Data records >>
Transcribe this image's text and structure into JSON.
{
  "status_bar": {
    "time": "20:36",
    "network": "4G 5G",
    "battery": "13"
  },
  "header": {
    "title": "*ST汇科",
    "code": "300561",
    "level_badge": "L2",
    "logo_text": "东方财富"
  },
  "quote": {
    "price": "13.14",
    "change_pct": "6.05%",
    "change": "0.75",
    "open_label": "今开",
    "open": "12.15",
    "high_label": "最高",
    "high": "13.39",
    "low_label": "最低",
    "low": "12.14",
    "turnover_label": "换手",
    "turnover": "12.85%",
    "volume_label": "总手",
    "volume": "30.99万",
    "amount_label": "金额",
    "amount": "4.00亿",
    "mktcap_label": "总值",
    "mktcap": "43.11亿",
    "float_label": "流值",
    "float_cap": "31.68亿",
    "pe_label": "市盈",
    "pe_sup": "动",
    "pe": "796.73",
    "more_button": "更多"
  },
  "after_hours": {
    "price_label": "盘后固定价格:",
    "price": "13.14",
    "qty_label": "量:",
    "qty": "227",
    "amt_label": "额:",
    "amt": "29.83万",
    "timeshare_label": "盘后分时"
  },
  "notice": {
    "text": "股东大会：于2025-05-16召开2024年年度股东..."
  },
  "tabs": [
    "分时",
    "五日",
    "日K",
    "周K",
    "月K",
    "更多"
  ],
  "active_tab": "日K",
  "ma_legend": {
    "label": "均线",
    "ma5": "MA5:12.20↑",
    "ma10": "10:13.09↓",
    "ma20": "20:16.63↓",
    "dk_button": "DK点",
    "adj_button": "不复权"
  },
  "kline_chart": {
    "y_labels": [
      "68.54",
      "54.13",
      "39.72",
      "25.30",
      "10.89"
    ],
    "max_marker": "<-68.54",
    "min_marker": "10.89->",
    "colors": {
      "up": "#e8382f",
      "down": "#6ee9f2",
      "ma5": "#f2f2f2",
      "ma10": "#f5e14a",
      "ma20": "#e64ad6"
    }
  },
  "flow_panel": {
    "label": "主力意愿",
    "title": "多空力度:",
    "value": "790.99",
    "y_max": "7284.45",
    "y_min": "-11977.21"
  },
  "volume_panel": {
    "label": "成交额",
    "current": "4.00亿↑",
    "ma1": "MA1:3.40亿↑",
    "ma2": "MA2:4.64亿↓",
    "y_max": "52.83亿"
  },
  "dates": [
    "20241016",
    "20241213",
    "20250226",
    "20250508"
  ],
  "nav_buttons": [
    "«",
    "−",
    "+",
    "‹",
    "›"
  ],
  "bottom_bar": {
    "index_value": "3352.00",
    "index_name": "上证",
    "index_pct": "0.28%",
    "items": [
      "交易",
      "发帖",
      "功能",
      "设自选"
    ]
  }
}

Task to complete >>
Using the data above, output each line exactly.

Answer to the task >>
Transcribe this image's text and structure into JSON.
{
  "status_bar": {
    "time": "20:36",
    "network": "4G 5G",
    "battery": "13"
  },
  "header": {
    "title": "*ST汇科",
    "code": "300561",
    "level_badge": "L2",
    "logo_text": "东方财富"
  },
  "quote": {
    "price": "13.14",
    "change_pct": "6.05%",
    "change": "0.75",
    "open_label": "今开",
    "open": "12.15",
    "high_label": "最高",
    "high": "13.39",
    "low_label": "最低",
    "low": "12.14",
    "turnover_label": "换手",
    "turnover": "12.85%",
    "volume_label": "总手",
    "volume": "30.99万",
    "amount_label": "金额",
    "amount": "4.00亿",
    "mktcap_label": "总值",
    "mktcap": "43.11亿",
    "float_label": "流值",
    "float_cap": "31.68亿",
    "pe_label": "市盈",
    "pe_sup": "动",
    "pe": "796.73",
    "more_button": "更多"
  },
  "after_hours": {
    "price_label": "盘后固定价格:",
    "price": "13.14",
    "qty_label": "量:",
    "qty": "227",
    "amt_label": "额:",
    "amt": "29.83万",
    "timeshare_label": "盘后分时"
  },
  "notice": {
    "text": "股东大会：于2025-05-16召开2024年年度股东..."
  },
  "tabs": [
    "分时",
    "五日",
    "日K",
    "周K",
    "月K",
    "更多"
  ],
  "active_tab": "日K",
  "ma_legend": {
    "label": "均线",
    "ma5": "MA5:12.20↑",
    "ma10": "10:13.09↓",
    "ma20": "20:16.63↓",
    "dk_button": "DK点",
    "adj_button": "不复权"
  },
  "kline_chart": {
    "y_labels": [
      "68.54",
      "54.13",
      "39.72",
      "25.30",
      "10.89"
    ],
    "max_marker": "<-68.54",
    "min_marker": "10.89->",
    "colors": {
      "up": "#e8382f",
      "down": "#6ee9f2",
      "ma5": "#f2f2f2",
      "ma10": "#f5e14a",
      "ma20": "#e64ad6"
    }
  },
  "flow_panel": {
    "label": "主力意愿",
    "title": "多空力度:",
    "value": "790.99",
    "y_max": "7284.45",
    "y_min": "-11977.21"
  },
  "volume_panel": {
    "label": "成交额",
    "current": "4.00亿↑",
    "ma1": "MA1:3.40亿↑",
    "ma2": "MA2:4.64亿↓",
    "y_max": "52.83亿"
  },
  "dates": [
    "20241016",
    "20241213",
    "20250226",
    "20250508"
  ],
  "nav_buttons": [
    "«",
    "−",
    "+",
    "‹",
    "›"
  ],
  "bottom_bar": {
    "index_value": "3352.00",
    "index_name": "上证",
    "index_pct": "0.28%",
    "items": [
      "交易",
      "发帖",
      "功能",
      "设自选"
    ]
  }
}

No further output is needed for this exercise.